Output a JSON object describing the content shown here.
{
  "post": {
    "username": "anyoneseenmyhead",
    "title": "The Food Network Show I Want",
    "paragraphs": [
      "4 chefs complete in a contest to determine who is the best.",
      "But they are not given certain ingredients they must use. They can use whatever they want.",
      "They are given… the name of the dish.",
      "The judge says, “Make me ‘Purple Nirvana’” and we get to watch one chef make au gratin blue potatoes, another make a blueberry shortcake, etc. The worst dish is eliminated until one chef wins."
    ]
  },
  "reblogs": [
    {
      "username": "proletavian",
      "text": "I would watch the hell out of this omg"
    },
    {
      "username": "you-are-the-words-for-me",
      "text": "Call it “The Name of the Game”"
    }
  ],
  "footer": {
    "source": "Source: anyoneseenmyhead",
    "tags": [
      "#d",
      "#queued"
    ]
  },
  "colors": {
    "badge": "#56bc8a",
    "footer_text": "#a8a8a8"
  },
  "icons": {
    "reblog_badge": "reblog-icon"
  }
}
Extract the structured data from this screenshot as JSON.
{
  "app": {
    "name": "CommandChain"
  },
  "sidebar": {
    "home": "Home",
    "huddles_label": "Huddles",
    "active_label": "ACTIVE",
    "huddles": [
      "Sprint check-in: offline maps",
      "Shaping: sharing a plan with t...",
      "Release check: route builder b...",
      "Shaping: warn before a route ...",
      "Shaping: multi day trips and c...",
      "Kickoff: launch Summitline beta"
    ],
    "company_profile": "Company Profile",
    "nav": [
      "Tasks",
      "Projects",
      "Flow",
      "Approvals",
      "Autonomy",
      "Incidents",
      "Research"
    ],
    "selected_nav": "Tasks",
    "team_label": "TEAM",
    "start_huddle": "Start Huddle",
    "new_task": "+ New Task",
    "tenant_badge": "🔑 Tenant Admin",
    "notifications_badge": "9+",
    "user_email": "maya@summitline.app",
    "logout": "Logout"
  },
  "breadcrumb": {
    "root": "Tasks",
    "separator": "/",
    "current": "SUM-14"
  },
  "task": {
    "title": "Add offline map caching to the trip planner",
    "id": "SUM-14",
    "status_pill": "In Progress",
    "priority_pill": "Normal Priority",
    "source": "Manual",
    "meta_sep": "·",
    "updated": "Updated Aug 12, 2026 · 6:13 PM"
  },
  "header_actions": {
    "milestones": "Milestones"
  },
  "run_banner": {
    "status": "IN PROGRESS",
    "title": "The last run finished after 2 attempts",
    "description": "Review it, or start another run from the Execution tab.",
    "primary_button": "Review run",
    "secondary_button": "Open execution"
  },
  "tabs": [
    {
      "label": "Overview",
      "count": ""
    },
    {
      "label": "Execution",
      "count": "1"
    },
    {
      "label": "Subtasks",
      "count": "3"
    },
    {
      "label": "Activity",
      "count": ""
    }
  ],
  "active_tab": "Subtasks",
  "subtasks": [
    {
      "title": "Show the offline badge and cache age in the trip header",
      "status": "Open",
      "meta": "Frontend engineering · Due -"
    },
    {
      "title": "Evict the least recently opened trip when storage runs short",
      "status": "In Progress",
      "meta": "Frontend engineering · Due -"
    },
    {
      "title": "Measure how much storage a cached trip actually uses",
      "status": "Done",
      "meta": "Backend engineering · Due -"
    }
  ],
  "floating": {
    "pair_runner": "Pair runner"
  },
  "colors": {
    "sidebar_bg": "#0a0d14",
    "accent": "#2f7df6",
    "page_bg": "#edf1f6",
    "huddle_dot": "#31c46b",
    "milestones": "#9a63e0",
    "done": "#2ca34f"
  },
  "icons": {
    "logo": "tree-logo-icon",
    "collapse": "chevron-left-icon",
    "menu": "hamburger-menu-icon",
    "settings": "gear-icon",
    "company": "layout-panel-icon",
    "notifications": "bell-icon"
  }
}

§ Task to carry out:
Search the material above for "storage". Pull out each line where it shows up.

§ Exercise answer:
      "title": "Evict the least recently opened trip when storage runs short",
      "title": "Measure how much storage a cached trip actually uses",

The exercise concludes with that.